[Excerpts from a figure dataset]
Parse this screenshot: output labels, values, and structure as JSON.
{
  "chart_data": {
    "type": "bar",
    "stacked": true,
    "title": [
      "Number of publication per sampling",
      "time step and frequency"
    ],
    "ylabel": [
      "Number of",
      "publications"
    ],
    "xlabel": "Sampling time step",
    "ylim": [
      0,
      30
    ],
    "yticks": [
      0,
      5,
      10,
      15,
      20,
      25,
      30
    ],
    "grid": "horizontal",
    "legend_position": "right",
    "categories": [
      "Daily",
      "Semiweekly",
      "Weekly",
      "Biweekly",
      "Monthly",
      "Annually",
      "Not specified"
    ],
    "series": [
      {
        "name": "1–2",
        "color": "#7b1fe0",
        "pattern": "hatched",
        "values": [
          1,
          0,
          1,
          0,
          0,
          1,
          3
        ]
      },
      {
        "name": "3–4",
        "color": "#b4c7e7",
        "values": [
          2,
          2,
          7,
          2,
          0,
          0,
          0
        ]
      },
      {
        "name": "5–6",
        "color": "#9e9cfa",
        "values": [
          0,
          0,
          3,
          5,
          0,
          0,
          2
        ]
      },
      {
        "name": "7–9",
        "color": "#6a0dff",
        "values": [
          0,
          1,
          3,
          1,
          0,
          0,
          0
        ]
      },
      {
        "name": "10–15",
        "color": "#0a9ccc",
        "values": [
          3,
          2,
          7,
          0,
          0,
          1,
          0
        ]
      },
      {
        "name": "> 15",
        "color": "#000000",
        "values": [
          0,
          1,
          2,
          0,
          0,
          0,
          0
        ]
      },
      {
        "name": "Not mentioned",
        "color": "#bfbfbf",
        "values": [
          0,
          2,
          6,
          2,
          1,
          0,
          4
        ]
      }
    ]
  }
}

• [Stated goal]: Work out how many lines of the listing above include the word "name". Reply with nothing but the count.

• [Result of this exercise]: 7